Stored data
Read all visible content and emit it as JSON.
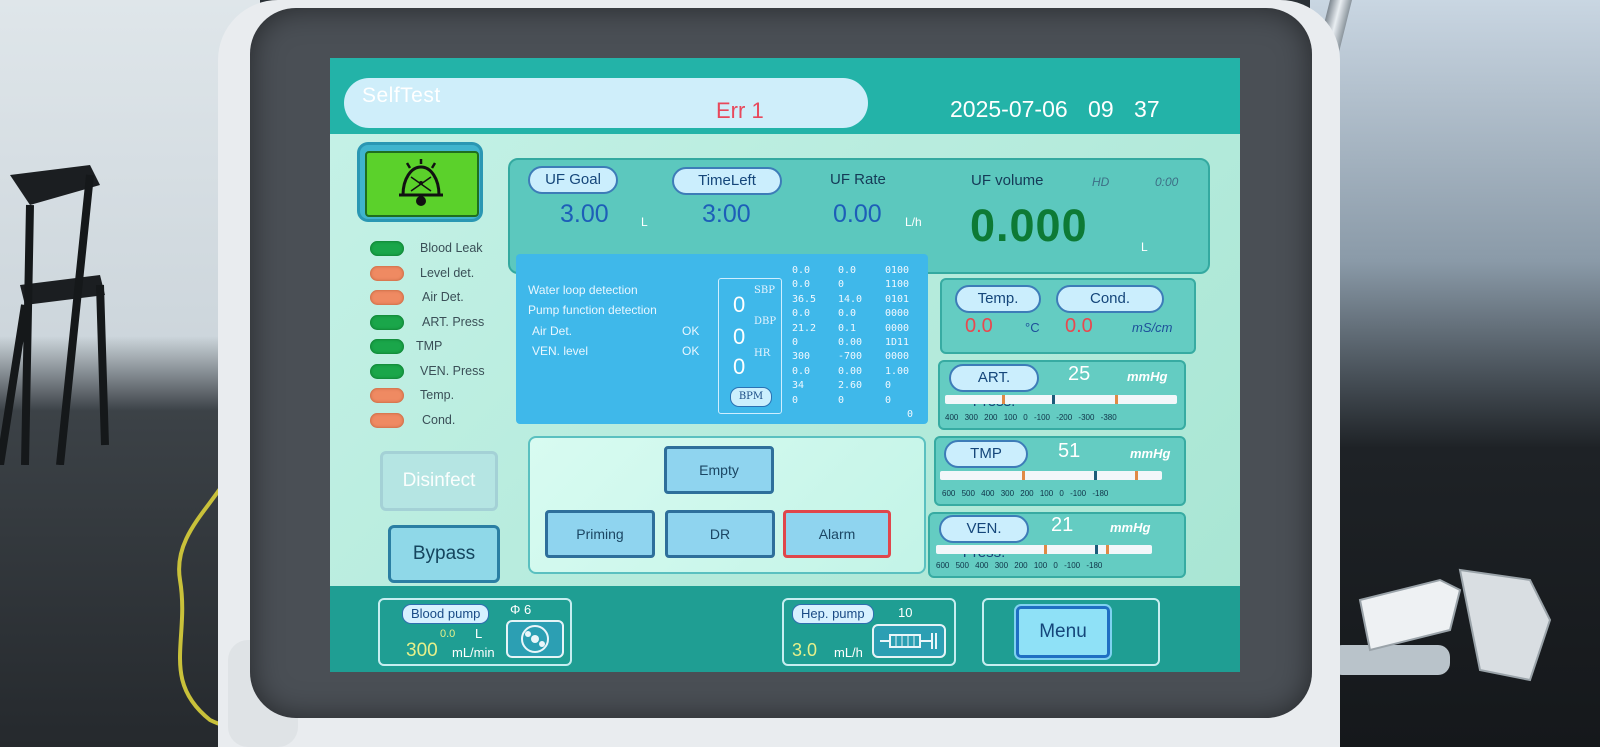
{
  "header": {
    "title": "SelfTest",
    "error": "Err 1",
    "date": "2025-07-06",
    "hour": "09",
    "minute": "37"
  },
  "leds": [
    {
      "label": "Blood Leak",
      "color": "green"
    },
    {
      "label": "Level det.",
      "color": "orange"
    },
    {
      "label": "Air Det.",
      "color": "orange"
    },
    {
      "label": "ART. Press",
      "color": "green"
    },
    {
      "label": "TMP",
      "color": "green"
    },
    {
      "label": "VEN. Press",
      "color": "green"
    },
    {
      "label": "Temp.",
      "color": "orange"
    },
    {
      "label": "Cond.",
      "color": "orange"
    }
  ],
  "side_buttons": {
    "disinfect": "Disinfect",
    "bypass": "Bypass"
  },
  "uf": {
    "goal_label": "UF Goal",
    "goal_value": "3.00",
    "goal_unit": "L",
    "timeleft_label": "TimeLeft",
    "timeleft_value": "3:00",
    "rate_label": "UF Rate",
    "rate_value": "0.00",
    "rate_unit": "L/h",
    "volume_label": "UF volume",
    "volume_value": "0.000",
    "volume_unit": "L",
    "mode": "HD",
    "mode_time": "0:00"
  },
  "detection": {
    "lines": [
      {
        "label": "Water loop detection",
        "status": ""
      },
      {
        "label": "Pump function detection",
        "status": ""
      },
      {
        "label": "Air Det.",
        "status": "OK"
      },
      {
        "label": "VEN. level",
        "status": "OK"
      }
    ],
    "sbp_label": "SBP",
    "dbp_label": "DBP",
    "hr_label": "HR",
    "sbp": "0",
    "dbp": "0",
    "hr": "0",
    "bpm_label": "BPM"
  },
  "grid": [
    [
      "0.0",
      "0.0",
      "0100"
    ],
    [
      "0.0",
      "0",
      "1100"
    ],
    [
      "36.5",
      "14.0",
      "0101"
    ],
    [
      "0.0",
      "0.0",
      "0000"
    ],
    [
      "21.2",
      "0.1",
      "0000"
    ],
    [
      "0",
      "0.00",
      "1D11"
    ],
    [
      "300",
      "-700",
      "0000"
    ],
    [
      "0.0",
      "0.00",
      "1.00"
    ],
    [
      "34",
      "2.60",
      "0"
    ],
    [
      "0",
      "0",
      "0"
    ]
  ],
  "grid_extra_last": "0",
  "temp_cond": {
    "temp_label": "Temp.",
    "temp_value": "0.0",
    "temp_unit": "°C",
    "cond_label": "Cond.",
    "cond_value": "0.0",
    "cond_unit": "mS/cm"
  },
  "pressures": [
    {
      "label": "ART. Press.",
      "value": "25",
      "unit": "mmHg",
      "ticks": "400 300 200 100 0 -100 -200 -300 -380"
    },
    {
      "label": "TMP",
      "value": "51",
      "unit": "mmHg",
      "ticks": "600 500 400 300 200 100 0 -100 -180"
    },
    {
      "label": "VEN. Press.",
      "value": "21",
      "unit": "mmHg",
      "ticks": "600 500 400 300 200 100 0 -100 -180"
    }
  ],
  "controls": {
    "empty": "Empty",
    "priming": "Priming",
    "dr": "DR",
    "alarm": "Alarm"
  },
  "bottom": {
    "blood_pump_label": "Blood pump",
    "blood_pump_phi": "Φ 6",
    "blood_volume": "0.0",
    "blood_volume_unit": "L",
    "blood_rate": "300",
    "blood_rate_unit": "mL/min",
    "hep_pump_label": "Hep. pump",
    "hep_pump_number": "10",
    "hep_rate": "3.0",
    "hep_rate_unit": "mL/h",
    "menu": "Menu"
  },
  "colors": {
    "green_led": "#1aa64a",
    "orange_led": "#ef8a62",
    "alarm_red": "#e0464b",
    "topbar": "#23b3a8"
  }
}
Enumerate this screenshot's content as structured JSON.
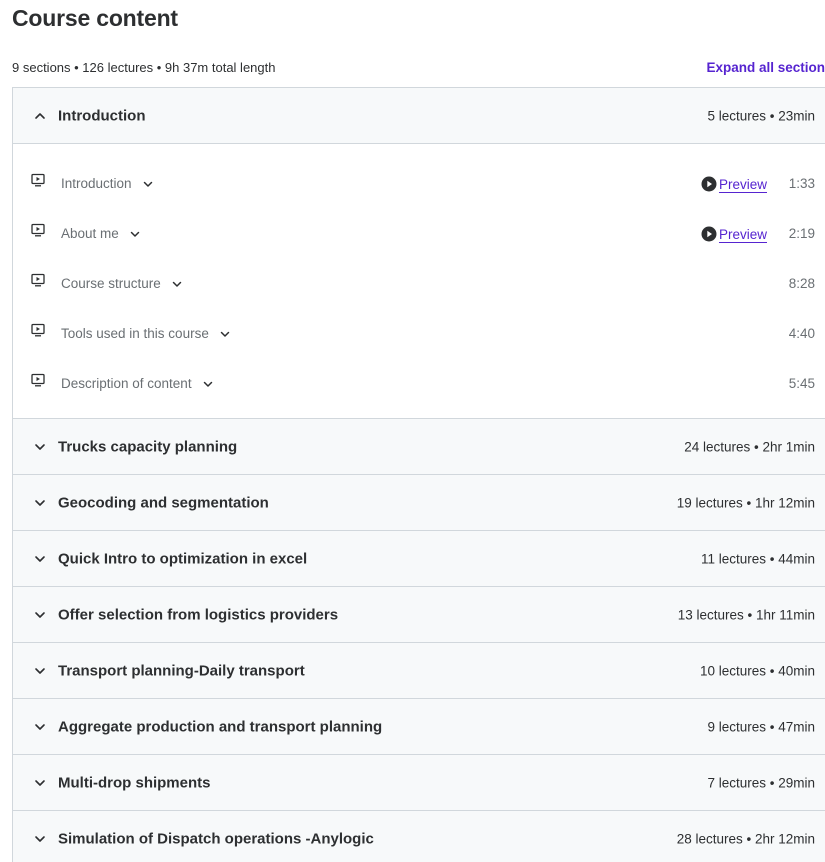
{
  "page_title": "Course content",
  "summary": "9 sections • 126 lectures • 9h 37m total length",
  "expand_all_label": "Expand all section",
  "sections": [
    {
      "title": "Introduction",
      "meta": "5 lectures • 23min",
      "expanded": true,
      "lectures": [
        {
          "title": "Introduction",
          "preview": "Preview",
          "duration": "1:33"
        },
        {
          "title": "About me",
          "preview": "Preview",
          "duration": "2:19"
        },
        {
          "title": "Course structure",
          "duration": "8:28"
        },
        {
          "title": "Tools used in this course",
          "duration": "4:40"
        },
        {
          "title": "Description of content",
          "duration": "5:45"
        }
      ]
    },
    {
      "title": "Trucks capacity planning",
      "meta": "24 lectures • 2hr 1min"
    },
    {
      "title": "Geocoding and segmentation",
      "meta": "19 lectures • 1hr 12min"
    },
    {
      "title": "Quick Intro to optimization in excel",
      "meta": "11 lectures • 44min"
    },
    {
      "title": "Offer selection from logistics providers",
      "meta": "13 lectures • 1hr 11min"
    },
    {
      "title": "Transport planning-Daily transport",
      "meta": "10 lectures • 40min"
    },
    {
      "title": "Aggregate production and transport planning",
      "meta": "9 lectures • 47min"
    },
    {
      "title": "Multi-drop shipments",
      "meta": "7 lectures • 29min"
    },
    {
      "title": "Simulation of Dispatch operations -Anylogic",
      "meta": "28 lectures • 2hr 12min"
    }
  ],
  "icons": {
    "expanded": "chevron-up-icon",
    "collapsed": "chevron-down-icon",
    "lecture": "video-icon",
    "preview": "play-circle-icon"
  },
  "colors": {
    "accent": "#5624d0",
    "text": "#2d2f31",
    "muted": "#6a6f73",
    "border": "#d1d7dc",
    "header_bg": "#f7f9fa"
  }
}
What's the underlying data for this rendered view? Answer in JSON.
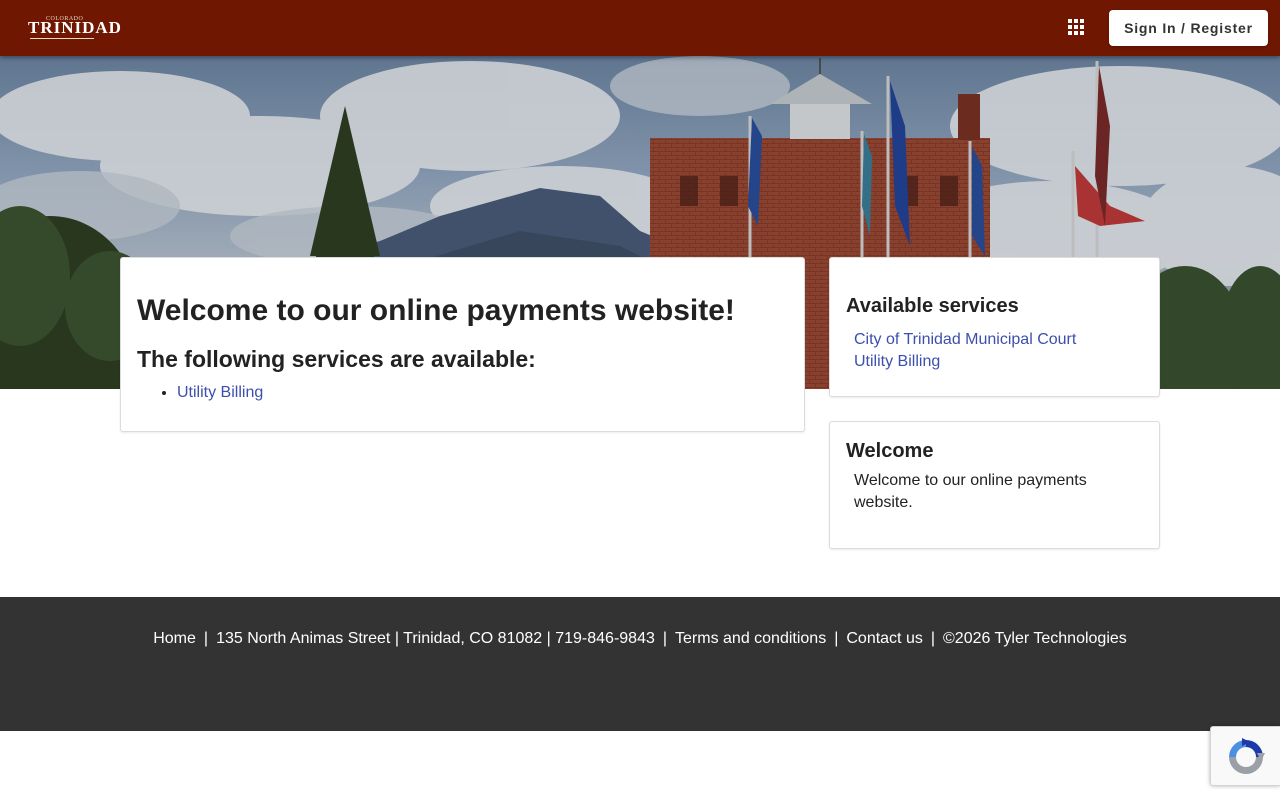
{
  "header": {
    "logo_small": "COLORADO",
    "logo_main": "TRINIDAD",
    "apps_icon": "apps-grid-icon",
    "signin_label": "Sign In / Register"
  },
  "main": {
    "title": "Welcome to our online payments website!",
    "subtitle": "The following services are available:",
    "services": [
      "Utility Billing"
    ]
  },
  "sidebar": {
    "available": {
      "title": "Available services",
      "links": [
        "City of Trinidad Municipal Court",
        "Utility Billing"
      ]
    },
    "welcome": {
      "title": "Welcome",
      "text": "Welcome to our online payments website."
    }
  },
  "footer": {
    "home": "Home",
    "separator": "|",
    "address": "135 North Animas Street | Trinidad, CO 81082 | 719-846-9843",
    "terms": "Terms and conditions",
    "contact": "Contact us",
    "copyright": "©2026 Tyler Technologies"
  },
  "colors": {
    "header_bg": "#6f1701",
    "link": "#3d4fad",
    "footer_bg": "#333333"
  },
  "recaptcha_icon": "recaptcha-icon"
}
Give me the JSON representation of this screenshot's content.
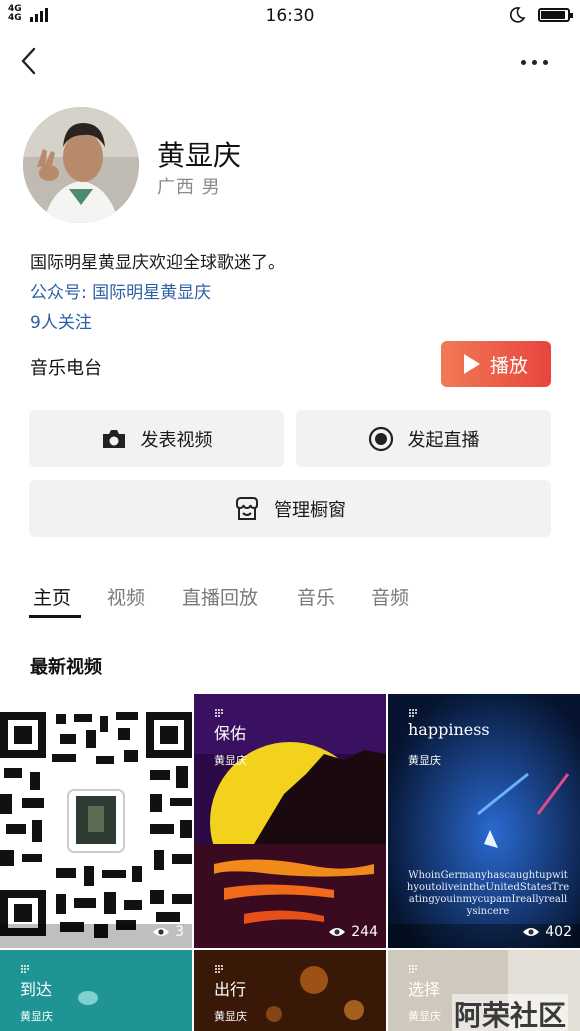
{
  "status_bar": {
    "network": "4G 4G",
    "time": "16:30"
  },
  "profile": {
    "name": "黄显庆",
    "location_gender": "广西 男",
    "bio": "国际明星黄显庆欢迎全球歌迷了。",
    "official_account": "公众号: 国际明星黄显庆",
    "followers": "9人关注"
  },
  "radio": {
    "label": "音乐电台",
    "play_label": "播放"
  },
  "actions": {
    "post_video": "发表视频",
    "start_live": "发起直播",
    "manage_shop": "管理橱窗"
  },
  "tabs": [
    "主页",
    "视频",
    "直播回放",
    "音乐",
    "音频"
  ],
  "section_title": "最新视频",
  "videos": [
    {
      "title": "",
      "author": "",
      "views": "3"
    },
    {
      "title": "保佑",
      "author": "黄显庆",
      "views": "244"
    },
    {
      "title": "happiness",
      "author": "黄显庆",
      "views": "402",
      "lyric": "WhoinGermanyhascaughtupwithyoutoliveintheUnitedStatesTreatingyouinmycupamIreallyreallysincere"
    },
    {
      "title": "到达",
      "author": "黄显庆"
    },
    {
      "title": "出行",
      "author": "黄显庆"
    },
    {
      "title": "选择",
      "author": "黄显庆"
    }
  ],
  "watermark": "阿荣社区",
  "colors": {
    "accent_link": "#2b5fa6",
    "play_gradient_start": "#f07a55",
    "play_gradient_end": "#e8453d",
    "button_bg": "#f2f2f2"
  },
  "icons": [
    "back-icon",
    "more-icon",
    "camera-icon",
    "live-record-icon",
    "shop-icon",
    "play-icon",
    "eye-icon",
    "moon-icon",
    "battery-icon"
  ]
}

• **Exercise instructions**
Tally the lines of the material above that contain the word "JSON" and report the total alone.

• **Reply**
4